Extracted data entries
====================
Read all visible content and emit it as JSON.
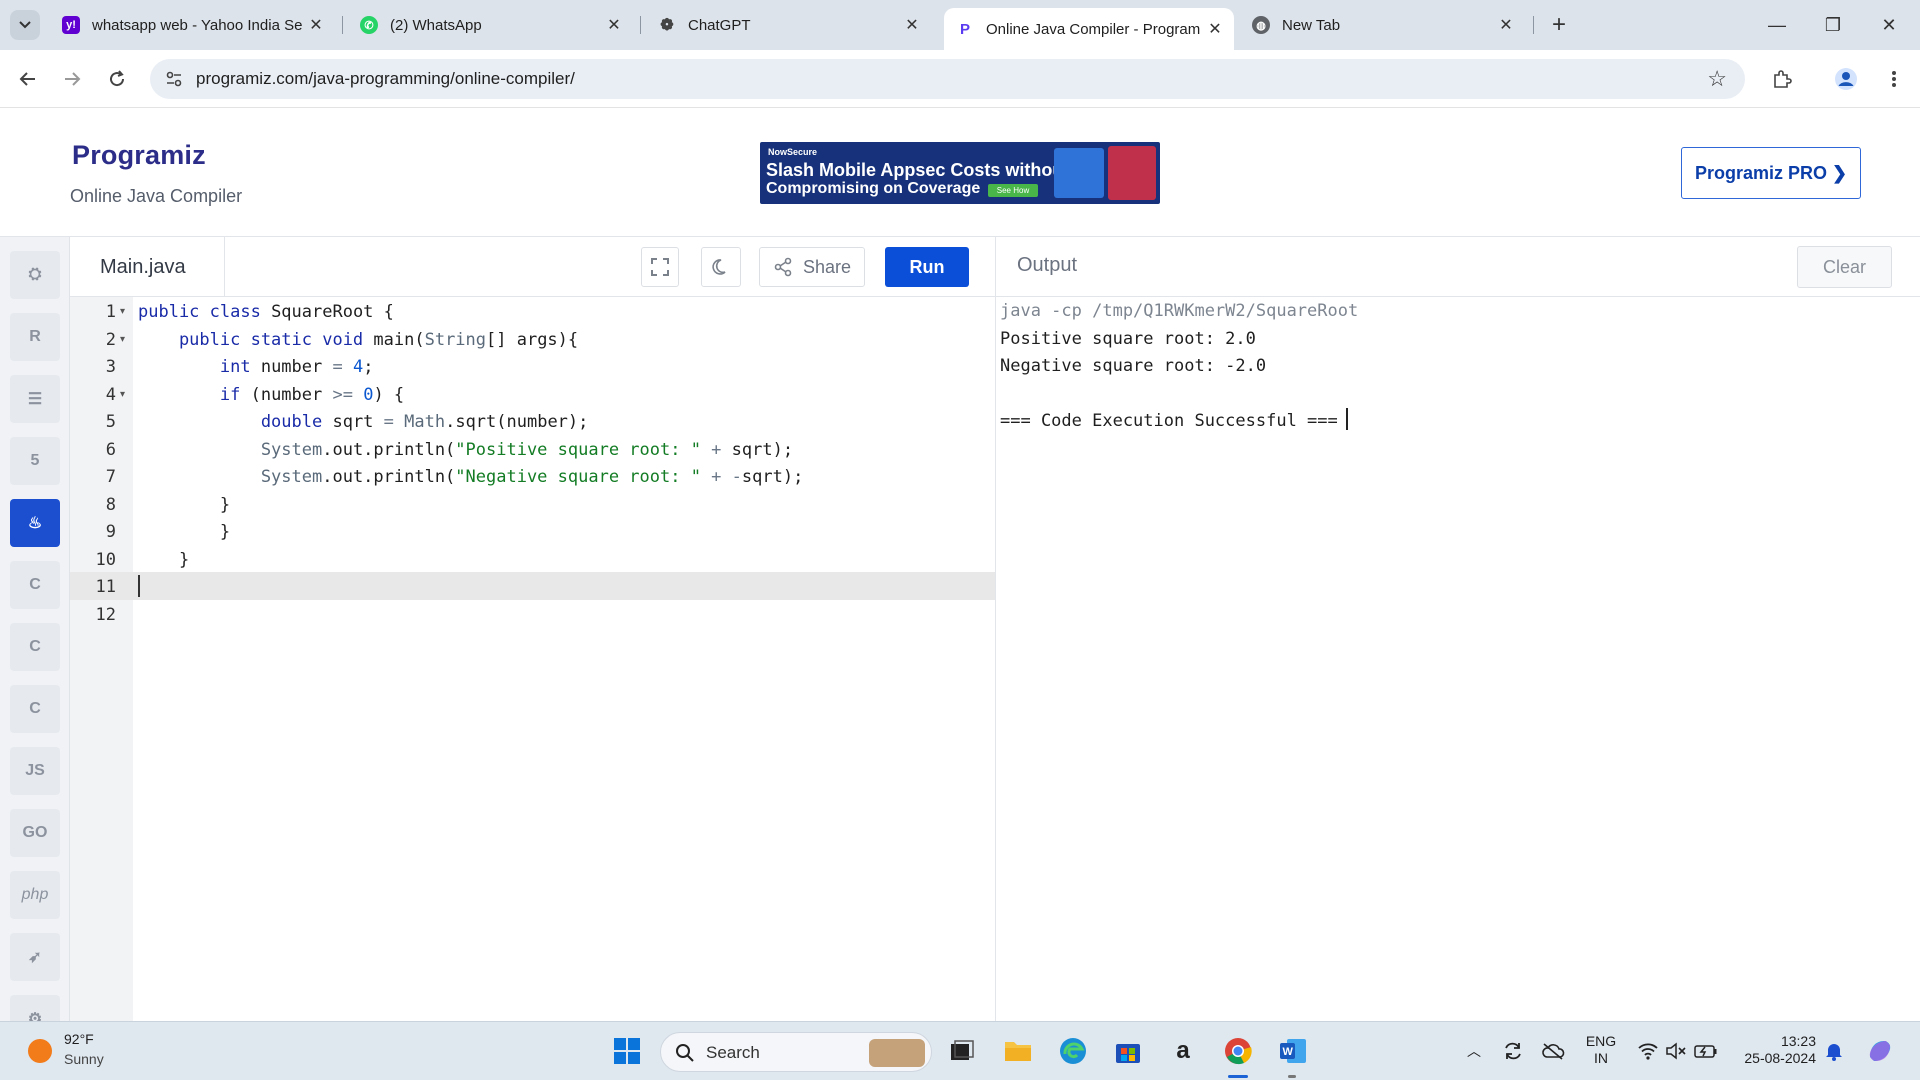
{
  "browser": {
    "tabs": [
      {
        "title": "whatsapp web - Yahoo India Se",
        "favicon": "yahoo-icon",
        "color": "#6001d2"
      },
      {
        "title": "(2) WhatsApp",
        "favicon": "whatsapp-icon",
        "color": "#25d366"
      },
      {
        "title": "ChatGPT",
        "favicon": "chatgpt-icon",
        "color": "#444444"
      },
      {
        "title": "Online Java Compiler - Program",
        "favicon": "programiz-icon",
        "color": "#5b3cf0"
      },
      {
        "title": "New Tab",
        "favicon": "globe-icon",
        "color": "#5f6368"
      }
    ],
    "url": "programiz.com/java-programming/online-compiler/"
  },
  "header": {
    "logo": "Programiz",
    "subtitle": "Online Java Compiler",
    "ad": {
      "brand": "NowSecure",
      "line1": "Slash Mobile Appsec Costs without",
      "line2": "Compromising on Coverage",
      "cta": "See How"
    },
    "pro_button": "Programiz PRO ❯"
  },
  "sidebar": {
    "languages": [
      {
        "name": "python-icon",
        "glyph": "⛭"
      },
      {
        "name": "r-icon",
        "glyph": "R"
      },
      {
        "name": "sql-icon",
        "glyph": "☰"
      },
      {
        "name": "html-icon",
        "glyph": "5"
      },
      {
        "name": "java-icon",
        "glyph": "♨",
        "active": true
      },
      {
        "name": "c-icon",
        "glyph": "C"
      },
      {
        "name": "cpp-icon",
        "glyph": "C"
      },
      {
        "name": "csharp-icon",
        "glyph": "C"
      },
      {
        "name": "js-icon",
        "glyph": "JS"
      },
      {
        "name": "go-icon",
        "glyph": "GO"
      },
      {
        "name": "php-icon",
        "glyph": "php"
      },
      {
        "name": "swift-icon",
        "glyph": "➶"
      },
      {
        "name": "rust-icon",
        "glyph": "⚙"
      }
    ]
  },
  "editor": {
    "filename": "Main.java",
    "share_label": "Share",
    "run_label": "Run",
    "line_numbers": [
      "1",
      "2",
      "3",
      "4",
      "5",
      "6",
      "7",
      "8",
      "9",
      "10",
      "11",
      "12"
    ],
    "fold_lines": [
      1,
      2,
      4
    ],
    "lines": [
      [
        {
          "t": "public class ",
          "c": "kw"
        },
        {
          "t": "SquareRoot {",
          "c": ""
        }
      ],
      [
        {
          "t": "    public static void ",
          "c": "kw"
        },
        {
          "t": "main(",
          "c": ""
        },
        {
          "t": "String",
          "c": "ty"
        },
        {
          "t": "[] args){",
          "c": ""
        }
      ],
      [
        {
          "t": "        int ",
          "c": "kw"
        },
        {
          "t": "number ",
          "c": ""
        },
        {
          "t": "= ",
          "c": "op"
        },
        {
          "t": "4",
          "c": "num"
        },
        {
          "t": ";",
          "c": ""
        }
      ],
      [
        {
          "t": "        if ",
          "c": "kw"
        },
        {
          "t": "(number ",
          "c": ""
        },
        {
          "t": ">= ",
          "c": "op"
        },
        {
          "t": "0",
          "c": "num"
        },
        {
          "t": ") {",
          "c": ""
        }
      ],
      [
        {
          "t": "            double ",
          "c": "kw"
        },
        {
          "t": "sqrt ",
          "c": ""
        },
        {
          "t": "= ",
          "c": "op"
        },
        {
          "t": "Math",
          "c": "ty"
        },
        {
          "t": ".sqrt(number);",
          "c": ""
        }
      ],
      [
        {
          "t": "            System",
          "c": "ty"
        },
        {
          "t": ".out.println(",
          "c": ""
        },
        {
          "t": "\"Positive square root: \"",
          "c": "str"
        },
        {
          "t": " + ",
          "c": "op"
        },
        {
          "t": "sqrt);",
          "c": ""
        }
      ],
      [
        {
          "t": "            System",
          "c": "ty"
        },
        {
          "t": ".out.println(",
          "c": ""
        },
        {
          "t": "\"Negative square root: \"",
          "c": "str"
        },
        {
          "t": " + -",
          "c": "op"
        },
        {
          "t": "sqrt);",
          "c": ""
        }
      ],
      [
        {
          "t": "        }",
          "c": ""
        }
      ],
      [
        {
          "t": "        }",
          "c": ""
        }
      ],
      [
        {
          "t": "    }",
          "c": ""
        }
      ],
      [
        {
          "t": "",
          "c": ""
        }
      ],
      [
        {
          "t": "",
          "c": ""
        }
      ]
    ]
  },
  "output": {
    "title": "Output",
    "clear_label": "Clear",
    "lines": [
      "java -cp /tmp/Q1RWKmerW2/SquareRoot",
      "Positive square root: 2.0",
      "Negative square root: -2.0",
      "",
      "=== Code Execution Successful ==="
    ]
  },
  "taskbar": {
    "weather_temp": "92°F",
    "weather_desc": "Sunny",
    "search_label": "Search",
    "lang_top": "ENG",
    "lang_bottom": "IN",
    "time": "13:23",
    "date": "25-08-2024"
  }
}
====================
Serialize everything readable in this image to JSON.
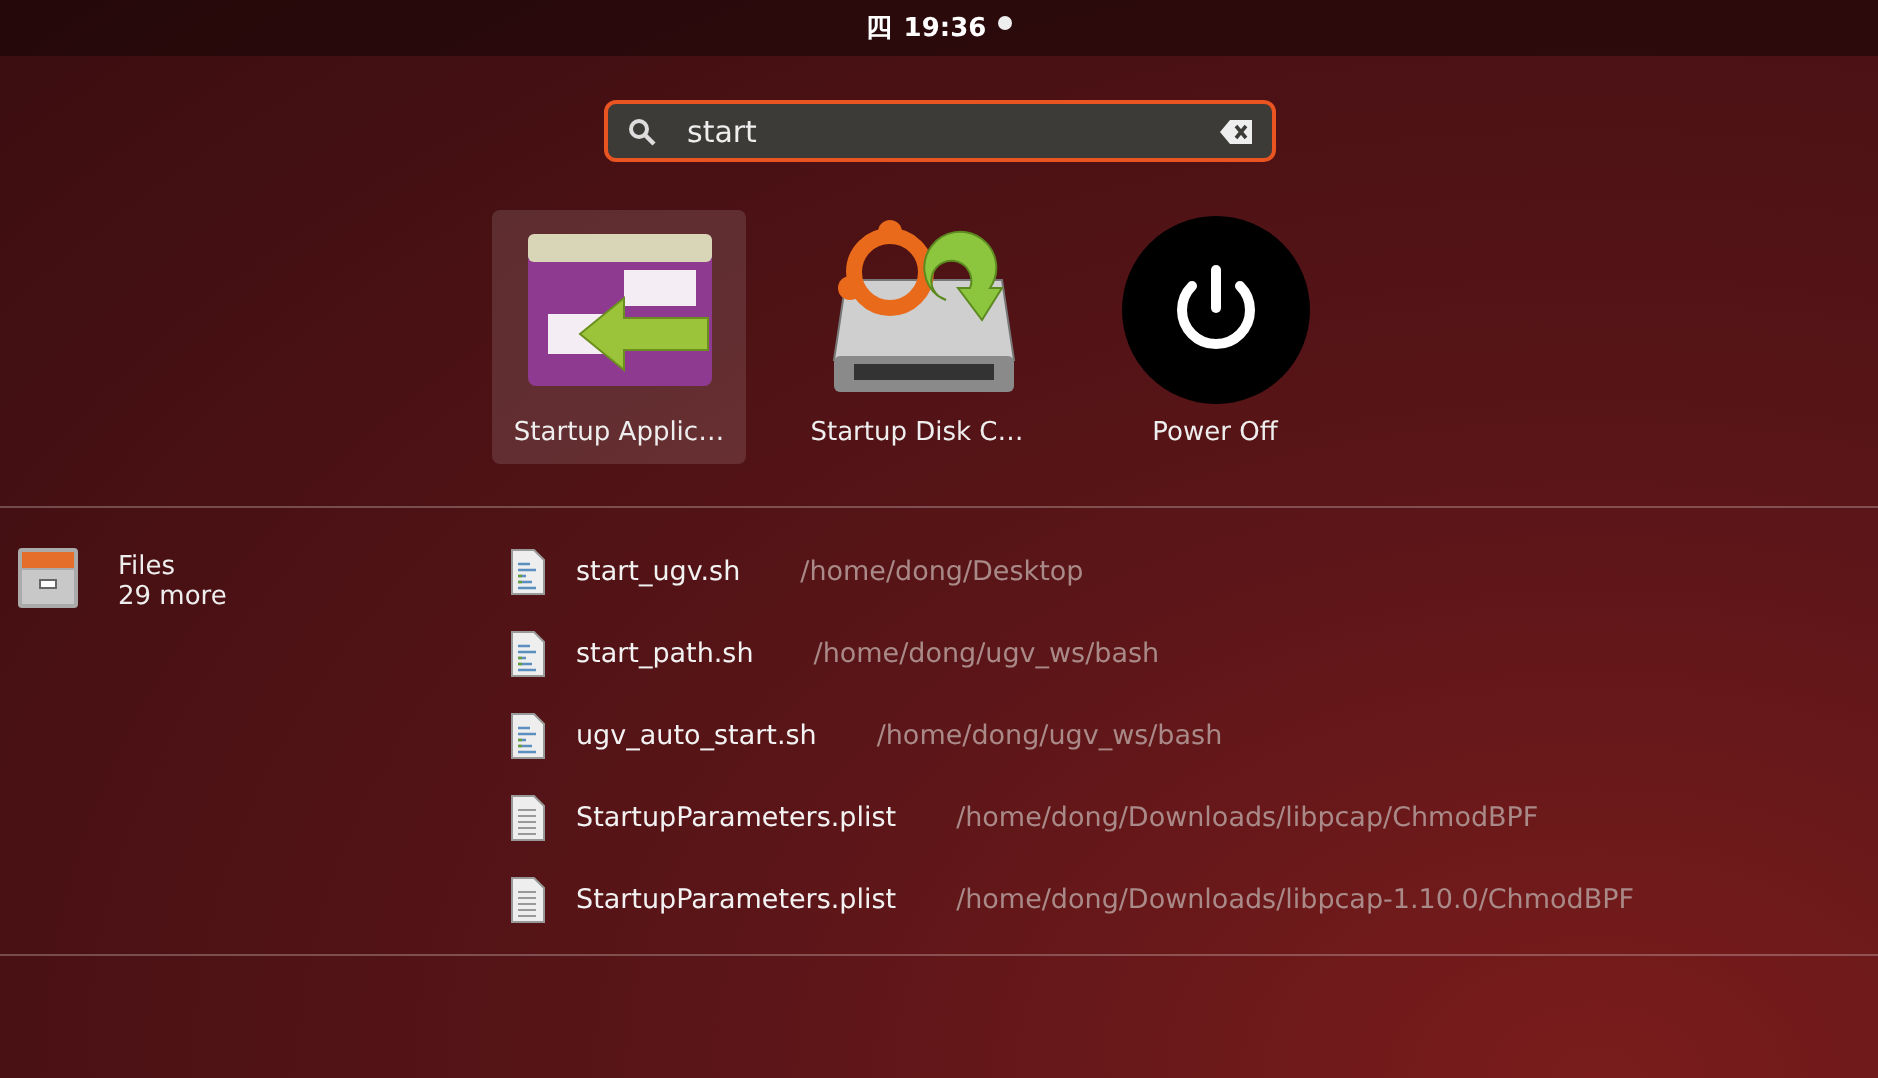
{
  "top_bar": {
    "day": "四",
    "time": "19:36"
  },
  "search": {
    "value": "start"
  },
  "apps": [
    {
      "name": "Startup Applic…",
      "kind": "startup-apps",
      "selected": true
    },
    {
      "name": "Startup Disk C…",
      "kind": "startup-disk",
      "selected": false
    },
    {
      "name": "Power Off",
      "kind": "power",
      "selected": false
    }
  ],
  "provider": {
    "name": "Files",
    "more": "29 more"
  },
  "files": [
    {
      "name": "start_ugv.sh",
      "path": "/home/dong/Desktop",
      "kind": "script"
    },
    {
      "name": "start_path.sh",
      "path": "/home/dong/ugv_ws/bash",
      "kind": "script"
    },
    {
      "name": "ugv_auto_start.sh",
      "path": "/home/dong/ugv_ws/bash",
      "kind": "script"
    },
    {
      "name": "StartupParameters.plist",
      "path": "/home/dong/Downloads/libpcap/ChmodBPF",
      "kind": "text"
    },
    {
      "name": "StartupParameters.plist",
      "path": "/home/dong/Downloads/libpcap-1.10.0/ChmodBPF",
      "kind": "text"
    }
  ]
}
====================
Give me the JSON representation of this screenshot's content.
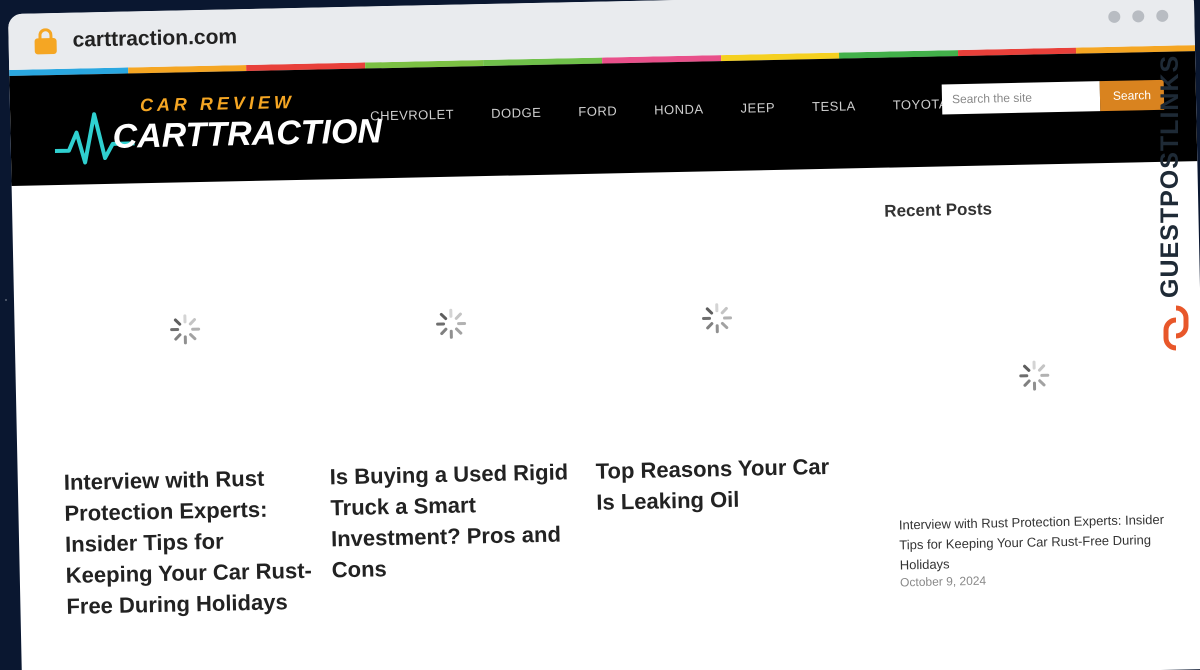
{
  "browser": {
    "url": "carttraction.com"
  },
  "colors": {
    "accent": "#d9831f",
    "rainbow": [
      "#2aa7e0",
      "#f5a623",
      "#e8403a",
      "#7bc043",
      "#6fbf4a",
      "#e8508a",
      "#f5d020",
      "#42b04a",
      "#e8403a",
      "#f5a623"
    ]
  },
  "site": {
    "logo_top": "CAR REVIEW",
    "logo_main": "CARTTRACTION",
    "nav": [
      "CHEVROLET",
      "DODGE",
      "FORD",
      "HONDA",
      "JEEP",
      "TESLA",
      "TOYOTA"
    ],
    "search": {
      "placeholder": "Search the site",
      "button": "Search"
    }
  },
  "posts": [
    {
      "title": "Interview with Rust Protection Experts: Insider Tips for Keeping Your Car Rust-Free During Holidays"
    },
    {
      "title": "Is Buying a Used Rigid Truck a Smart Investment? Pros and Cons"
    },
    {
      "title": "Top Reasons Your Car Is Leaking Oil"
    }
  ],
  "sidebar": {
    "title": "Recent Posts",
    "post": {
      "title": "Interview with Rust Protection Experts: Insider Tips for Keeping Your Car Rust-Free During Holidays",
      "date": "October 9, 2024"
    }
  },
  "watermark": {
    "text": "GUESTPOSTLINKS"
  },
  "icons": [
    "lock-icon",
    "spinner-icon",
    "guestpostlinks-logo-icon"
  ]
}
====================
Goal of the exercise
Pull out the lines above in which the word "libpcap" appears.

Output
      "path": "/home/dong/Downloads/libpcap/ChmodBPF",
      "path": "/home/dong/Downloads/libpcap-1.10.0/ChmodBPF",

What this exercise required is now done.